CONSIGNE 1: D'après l'article sur le Bassiani, quel système son y est installé ?

ARTICLE:
****

La première fois que j’ai entendu parler de Bassiani, c’était il y a tout juste un an, grâce à un article parlant de son système son, premier Dancestack Funktion One installé en Géorgie.

Je me suis dis « tiens ça à l’air sympa » en voyant la photo, mais je n’y ai pas pensé plus que ça. La Géorgie c’est loin de la France, et surtout l’article ne parlait pas de la programmation musicale.

Et puis petit à petit, j’ai vu passer de plus en plus de feedbacks de djs techno parlant de ce « Bassiani », un des meilleurs club où ils avaient eu l’occasion de jouer.

Antigone : « Bassiani , honestly maybe one of the best club i have been to ! I will never forget this night , thks for the warm welcome and your kindness ! »

Conforce : « Thanxxxx Bassiani! Tbilisi. One of my favorite places now. WOW what an impressive club. #inspired »

Marco Shuttle : « Thank you for the magic, Bassiani. 💫 Feeling blessed. »

Giorgio Gigli : « Thanks Bassiani A truly memorable night!!! 🎶 »

Ben Block : « Bassiani in Tbilisi is just simply outstanding! »

Tripeo : « Everything about the new Bassiani venue is next level. Even more hyped then I already was after soundcheck »

Tripeo (encore) : « Short version: Bassiani is one of the best clubs in the world period.

Long version: I try to not have high expectations for gigs. It’s a great strategy not only against disappointment, but more importantly to enable pleasant surprises. That proved to be an impossible task before my return to Tbilisi, because last time was (and is) one of the highlights of the year. I was getting worried I was setting myself up for major disillusion. Luckily that didn’t happen. Au contraire mon frere!

Last night was next level in every way. From where I’m standing Bassiani made a giant leap forward in the new location. The setting, sound and vibe on the dancefloor is up there with the best clubs on the planet. I felt energy, love & unity in every corner of the floor. Exactly what this music is all about!!

****

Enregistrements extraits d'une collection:
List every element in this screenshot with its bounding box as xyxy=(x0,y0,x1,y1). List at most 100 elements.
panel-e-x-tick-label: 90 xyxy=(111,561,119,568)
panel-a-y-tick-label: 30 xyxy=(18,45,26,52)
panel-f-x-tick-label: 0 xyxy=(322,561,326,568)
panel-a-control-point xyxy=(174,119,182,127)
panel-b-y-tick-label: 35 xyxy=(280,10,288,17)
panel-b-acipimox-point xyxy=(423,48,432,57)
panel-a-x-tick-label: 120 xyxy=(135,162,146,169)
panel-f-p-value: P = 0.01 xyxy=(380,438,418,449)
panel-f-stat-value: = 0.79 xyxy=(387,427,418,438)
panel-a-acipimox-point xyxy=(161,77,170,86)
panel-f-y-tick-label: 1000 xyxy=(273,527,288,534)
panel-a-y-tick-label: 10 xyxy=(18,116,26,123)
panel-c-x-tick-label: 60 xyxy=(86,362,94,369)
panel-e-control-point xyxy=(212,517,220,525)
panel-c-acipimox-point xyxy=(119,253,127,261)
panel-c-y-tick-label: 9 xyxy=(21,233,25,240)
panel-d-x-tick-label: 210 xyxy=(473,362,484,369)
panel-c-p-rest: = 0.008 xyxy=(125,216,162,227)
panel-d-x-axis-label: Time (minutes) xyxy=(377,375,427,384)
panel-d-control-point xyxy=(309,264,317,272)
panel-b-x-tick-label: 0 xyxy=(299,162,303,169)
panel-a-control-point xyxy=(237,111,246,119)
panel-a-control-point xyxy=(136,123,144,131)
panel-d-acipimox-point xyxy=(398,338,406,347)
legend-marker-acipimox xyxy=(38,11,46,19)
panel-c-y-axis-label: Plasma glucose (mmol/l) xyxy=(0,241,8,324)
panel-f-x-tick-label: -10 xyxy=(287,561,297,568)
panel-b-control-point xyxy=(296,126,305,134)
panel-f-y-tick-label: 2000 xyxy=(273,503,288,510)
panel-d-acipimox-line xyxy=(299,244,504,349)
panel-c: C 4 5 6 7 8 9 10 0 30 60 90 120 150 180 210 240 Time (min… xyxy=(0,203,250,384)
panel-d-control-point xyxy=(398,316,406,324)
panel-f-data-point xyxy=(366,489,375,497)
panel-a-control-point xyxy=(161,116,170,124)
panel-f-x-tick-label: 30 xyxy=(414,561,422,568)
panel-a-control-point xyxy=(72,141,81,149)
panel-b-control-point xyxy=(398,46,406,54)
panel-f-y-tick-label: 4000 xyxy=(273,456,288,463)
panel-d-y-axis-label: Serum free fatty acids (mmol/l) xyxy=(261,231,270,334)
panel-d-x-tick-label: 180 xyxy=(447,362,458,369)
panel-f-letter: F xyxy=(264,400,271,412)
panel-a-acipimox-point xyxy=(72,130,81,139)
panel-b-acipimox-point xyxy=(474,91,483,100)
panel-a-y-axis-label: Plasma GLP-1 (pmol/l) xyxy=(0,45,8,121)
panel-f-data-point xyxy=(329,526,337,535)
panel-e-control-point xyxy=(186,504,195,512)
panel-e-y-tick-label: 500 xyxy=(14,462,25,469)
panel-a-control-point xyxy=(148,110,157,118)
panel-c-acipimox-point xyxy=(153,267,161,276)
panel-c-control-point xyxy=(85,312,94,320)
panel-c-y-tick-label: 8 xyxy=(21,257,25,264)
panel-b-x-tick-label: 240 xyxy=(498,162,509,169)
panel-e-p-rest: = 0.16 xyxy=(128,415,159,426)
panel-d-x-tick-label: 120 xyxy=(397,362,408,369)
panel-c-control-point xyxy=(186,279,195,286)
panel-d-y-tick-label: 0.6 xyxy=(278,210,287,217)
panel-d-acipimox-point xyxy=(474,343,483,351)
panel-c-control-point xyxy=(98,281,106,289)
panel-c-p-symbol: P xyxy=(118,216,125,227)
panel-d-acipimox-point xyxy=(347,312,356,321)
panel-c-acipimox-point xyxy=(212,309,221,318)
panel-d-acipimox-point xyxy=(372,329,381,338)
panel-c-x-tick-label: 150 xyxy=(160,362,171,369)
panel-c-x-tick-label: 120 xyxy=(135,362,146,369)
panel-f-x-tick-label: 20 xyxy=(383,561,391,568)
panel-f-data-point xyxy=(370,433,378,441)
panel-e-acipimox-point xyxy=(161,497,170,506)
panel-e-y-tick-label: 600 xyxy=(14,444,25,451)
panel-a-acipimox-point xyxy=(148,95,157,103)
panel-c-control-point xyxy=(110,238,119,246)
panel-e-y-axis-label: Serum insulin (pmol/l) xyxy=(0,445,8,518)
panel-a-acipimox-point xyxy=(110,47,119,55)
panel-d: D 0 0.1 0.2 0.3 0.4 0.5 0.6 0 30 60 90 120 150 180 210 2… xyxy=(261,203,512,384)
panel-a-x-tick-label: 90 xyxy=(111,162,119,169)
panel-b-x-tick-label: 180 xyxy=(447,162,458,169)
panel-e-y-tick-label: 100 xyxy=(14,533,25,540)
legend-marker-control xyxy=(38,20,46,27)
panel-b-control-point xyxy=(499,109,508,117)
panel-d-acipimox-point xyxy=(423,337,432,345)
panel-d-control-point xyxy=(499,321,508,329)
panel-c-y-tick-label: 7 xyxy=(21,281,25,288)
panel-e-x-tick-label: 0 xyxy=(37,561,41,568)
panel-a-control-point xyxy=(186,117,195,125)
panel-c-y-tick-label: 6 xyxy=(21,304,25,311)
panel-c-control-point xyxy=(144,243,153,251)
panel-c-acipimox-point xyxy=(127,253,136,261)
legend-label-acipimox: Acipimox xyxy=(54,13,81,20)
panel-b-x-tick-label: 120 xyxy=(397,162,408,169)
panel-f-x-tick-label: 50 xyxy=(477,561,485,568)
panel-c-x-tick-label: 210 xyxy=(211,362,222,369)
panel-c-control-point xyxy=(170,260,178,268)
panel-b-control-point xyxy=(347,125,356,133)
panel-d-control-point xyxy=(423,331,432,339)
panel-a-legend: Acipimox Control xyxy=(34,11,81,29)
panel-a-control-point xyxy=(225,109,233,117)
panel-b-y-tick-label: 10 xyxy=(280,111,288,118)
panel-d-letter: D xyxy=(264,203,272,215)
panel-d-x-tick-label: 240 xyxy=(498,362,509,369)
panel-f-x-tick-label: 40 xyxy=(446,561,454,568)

****

CONSIGNE 2: Imprimez tels quels les enregistrements depuis leur début jusqu'à la ligne contenant « panel-e-control-point xyxy=(212,517,220,525) », celle-ci comprise.

RÉSULTAT 1: Le premier Dancestack Funktion One installé en Géorgie.

RÉSULTAT 2:
List every element in this screenshot with its bounding box as xyxy=(x0,y0,x1,y1). List at most 100 elements.
panel-e-x-tick-label: 90 xyxy=(111,561,119,568)
panel-a-y-tick-label: 30 xyxy=(18,45,26,52)
panel-f-x-tick-label: 0 xyxy=(322,561,326,568)
panel-a-control-point xyxy=(174,119,182,127)
panel-b-y-tick-label: 35 xyxy=(280,10,288,17)
panel-b-acipimox-point xyxy=(423,48,432,57)
panel-a-x-tick-label: 120 xyxy=(135,162,146,169)
panel-f-p-value: P = 0.01 xyxy=(380,438,418,449)
panel-f-stat-value: = 0.79 xyxy=(387,427,418,438)
panel-a-acipimox-point xyxy=(161,77,170,86)
panel-f-y-tick-label: 1000 xyxy=(273,527,288,534)
panel-a-y-tick-label: 10 xyxy=(18,116,26,123)
panel-c-x-tick-label: 60 xyxy=(86,362,94,369)
panel-e-control-point xyxy=(212,517,220,525)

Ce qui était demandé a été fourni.